#### Required work
Every line must be returned precisely as it is written.

---+---

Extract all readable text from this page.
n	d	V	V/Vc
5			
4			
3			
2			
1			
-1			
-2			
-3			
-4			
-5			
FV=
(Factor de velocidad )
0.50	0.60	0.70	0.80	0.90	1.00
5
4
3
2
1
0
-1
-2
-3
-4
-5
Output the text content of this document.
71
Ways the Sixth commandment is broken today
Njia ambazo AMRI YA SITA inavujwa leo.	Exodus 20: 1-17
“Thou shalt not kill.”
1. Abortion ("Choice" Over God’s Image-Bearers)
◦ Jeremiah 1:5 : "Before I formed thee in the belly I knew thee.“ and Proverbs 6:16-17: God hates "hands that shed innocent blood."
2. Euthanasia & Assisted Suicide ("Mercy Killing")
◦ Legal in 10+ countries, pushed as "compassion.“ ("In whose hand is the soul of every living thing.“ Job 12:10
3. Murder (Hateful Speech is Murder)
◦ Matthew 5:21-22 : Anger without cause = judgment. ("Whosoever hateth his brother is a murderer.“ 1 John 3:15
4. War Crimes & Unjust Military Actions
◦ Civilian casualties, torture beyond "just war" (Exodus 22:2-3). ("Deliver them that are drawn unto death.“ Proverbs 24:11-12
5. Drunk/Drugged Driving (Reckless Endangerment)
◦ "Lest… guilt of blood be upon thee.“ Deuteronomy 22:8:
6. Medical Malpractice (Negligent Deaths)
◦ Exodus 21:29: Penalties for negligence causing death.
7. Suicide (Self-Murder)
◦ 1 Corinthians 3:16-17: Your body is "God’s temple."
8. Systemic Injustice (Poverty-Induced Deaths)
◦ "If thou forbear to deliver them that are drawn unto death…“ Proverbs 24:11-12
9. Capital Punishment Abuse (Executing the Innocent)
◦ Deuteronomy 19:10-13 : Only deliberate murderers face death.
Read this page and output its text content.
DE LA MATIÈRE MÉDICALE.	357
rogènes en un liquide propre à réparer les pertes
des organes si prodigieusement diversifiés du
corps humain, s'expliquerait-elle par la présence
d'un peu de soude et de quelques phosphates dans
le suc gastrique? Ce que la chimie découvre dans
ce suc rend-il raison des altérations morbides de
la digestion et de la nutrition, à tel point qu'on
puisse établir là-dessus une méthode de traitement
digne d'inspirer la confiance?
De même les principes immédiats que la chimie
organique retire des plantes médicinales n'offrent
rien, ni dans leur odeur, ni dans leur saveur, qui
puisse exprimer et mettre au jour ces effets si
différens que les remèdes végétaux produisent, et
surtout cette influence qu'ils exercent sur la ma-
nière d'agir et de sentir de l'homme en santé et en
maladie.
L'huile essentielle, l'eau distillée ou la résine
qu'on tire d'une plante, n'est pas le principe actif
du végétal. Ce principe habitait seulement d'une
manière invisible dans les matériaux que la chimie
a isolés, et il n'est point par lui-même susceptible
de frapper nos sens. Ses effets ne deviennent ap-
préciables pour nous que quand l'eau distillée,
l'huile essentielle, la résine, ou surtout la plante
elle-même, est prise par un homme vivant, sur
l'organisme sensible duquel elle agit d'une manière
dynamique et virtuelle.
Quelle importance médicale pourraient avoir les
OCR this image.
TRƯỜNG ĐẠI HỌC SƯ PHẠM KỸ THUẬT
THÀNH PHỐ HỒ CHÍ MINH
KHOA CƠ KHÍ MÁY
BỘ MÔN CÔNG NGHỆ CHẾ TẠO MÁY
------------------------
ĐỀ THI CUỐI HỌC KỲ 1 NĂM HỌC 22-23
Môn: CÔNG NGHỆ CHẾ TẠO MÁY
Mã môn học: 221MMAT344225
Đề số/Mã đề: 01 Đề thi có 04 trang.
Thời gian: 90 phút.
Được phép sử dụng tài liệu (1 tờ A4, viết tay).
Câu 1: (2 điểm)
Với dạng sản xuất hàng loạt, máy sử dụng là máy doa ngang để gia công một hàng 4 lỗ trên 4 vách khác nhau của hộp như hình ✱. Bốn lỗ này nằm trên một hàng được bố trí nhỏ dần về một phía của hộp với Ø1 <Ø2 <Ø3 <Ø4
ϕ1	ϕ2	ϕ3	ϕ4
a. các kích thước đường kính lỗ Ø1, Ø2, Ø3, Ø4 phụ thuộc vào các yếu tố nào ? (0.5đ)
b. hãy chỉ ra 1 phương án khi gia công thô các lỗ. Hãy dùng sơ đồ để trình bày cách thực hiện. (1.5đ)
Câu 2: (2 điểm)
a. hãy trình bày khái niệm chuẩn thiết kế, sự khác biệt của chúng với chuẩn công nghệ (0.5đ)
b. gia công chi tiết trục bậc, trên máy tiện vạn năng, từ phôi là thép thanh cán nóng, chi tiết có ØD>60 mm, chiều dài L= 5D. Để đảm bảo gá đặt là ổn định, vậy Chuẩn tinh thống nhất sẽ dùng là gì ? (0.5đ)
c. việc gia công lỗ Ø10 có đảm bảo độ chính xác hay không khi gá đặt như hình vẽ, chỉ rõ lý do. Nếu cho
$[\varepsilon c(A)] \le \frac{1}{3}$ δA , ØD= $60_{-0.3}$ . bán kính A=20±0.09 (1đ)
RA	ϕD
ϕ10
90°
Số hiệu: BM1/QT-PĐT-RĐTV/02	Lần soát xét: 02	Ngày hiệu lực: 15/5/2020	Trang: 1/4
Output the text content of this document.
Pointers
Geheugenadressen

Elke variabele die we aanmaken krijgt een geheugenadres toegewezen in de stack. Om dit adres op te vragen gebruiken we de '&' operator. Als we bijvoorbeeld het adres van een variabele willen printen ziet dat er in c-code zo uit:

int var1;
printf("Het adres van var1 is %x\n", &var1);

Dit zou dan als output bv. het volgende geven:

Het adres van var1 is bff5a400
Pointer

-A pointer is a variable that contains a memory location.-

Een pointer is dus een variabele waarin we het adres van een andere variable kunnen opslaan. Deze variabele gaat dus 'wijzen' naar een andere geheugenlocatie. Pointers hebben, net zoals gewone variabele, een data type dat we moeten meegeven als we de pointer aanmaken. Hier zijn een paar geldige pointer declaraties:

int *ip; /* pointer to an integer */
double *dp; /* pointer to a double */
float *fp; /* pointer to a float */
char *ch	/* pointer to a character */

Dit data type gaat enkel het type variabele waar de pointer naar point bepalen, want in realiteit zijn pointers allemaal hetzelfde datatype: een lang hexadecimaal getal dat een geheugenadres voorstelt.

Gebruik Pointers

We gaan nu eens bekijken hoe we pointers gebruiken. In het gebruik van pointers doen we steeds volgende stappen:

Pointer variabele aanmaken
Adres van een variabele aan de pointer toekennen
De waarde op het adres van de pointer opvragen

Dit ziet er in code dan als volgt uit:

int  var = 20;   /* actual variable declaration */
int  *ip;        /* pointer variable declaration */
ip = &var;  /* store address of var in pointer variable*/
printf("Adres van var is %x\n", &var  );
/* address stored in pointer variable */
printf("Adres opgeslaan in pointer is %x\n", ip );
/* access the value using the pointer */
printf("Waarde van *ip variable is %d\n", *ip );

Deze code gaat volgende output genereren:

---+---

#### Task response
Extract all readable text from this page.
n	d	V	V/Vc
5			
4			
3			
2			
1			
-1			
-2			
-3			
-4			
-5			
FV=
(Factor de velocidad )
0.50	0.60	0.70	0.80	0.90	1.00
5
4
3
2
1
0
-1
-2
-3
-4
-5
Output the text content of this document.
71
Ways the Sixth commandment is broken today
Njia ambazo AMRI YA SITA inavujwa leo.	Exodus 20: 1-17
“Thou shalt not kill.”
1. Abortion ("Choice" Over God’s Image-Bearers)
◦ Jeremiah 1:5 : "Before I formed thee in the belly I knew thee.“ and Proverbs 6:16-17: God hates "hands that shed innocent blood."
2. Euthanasia & Assisted Suicide ("Mercy Killing")
◦ Legal in 10+ countries, pushed as "compassion.“ ("In whose hand is the soul of every living thing.“ Job 12:10
3. Murder (Hateful Speech is Murder)
◦ Matthew 5:21-22 : Anger without cause = judgment. ("Whosoever hateth his brother is a murderer.“ 1 John 3:15
4. War Crimes & Unjust Military Actions
◦ Civilian casualties, torture beyond "just war" (Exodus 22:2-3). ("Deliver them that are drawn unto death.“ Proverbs 24:11-12
5. Drunk/Drugged Driving (Reckless Endangerment)
◦ "Lest… guilt of blood be upon thee.“ Deuteronomy 22:8:
6. Medical Malpractice (Negligent Deaths)
◦ Exodus 21:29: Penalties for negligence causing death.
7. Suicide (Self-Murder)
◦ 1 Corinthians 3:16-17: Your body is "God’s temple."
8. Systemic Injustice (Poverty-Induced Deaths)
◦ "If thou forbear to deliver them that are drawn unto death…“ Proverbs 24:11-12
9. Capital Punishment Abuse (Executing the Innocent)
◦ Deuteronomy 19:10-13 : Only deliberate murderers face death.
Read this page and output its text content.
DE LA MATIÈRE MÉDICALE.	357
rogènes en un liquide propre à réparer les pertes
des organes si prodigieusement diversifiés du
corps humain, s'expliquerait-elle par la présence
d'un peu de soude et de quelques phosphates dans
le suc gastrique? Ce que la chimie découvre dans
ce suc rend-il raison des altérations morbides de
la digestion et de la nutrition, à tel point qu'on
puisse établir là-dessus une méthode de traitement
digne d'inspirer la confiance?
De même les principes immédiats que la chimie
organique retire des plantes médicinales n'offrent
rien, ni dans leur odeur, ni dans leur saveur, qui
puisse exprimer et mettre au jour ces effets si
différens que les remèdes végétaux produisent, et
surtout cette influence qu'ils exercent sur la ma-
nière d'agir et de sentir de l'homme en santé et en
maladie.
L'huile essentielle, l'eau distillée ou la résine
qu'on tire d'une plante, n'est pas le principe actif
du végétal. Ce principe habitait seulement d'une
manière invisible dans les matériaux que la chimie
a isolés, et il n'est point par lui-même susceptible
de frapper nos sens. Ses effets ne deviennent ap-
préciables pour nous que quand l'eau distillée,
l'huile essentielle, la résine, ou surtout la plante
elle-même, est prise par un homme vivant, sur
l'organisme sensible duquel elle agit d'une manière
dynamique et virtuelle.
Quelle importance médicale pourraient avoir les
OCR this image.
TRƯỜNG ĐẠI HỌC SƯ PHẠM KỸ THUẬT
THÀNH PHỐ HỒ CHÍ MINH
KHOA CƠ KHÍ MÁY
BỘ MÔN CÔNG NGHỆ CHẾ TẠO MÁY
------------------------
ĐỀ THI CUỐI HỌC KỲ 1 NĂM HỌC 22-23
Môn: CÔNG NGHỆ CHẾ TẠO MÁY
Mã môn học: 221MMAT344225
Đề số/Mã đề: 01 Đề thi có 04 trang.
Thời gian: 90 phút.
Được phép sử dụng tài liệu (1 tờ A4, viết tay).
Câu 1: (2 điểm)
Với dạng sản xuất hàng loạt, máy sử dụng là máy doa ngang để gia công một hàng 4 lỗ trên 4 vách khác nhau của hộp như hình ✱. Bốn lỗ này nằm trên một hàng được bố trí nhỏ dần về một phía của hộp với Ø1 <Ø2 <Ø3 <Ø4
ϕ1	ϕ2	ϕ3	ϕ4
a. các kích thước đường kính lỗ Ø1, Ø2, Ø3, Ø4 phụ thuộc vào các yếu tố nào ? (0.5đ)
b. hãy chỉ ra 1 phương án khi gia công thô các lỗ. Hãy dùng sơ đồ để trình bày cách thực hiện. (1.5đ)
Câu 2: (2 điểm)
a. hãy trình bày khái niệm chuẩn thiết kế, sự khác biệt của chúng với chuẩn công nghệ (0.5đ)
b. gia công chi tiết trục bậc, trên máy tiện vạn năng, từ phôi là thép thanh cán nóng, chi tiết có ØD>60 mm, chiều dài L= 5D. Để đảm bảo gá đặt là ổn định, vậy Chuẩn tinh thống nhất sẽ dùng là gì ? (0.5đ)
c. việc gia công lỗ Ø10 có đảm bảo độ chính xác hay không khi gá đặt như hình vẽ, chỉ rõ lý do. Nếu cho
$[\varepsilon c(A)] \le \frac{1}{3}$ δA , ØD= $60_{-0.3}$ . bán kính A=20±0.09 (1đ)
RA	ϕD
ϕ10
90°
Số hiệu: BM1/QT-PĐT-RĐTV/02	Lần soát xét: 02	Ngày hiệu lực: 15/5/2020	Trang: 1/4
Output the text content of this document.
Pointers
Geheugenadressen

Elke variabele die we aanmaken krijgt een geheugenadres toegewezen in de stack. Om dit adres op te vragen gebruiken we de '&' operator. Als we bijvoorbeeld het adres van een variabele willen printen ziet dat er in c-code zo uit:

int var1;
printf("Het adres van var1 is %x\n", &var1);

Dit zou dan als output bv. het volgende geven:

Het adres van var1 is bff5a400
Pointer

-A pointer is a variable that contains a memory location.-

Een pointer is dus een variabele waarin we het adres van een andere variable kunnen opslaan. Deze variabele gaat dus 'wijzen' naar een andere geheugenlocatie. Pointers hebben, net zoals gewone variabele, een data type dat we moeten meegeven als we de pointer aanmaken. Hier zijn een paar geldige pointer declaraties:

int *ip; /* pointer to an integer */
double *dp; /* pointer to a double */
float *fp; /* pointer to a float */
char *ch	/* pointer to a character */

Dit data type gaat enkel het type variabele waar de pointer naar point bepalen, want in realiteit zijn pointers allemaal hetzelfde datatype: een lang hexadecimaal getal dat een geheugenadres voorstelt.

Gebruik Pointers

We gaan nu eens bekijken hoe we pointers gebruiken. In het gebruik van pointers doen we steeds volgende stappen:

Pointer variabele aanmaken
Adres van een variabele aan de pointer toekennen
De waarde op het adres van de pointer opvragen

Dit ziet er in code dan als volgt uit:

int  var = 20;   /* actual variable declaration */
int  *ip;        /* pointer variable declaration */
ip = &var;  /* store address of var in pointer variable*/
printf("Adres van var is %x\n", &var  );
/* address stored in pointer variable */
printf("Adres opgeslaan in pointer is %x\n", ip );
/* access the value using the pointer */
printf("Waarde van *ip variable is %d\n", *ip );

Deze code gaat volgende output genereren:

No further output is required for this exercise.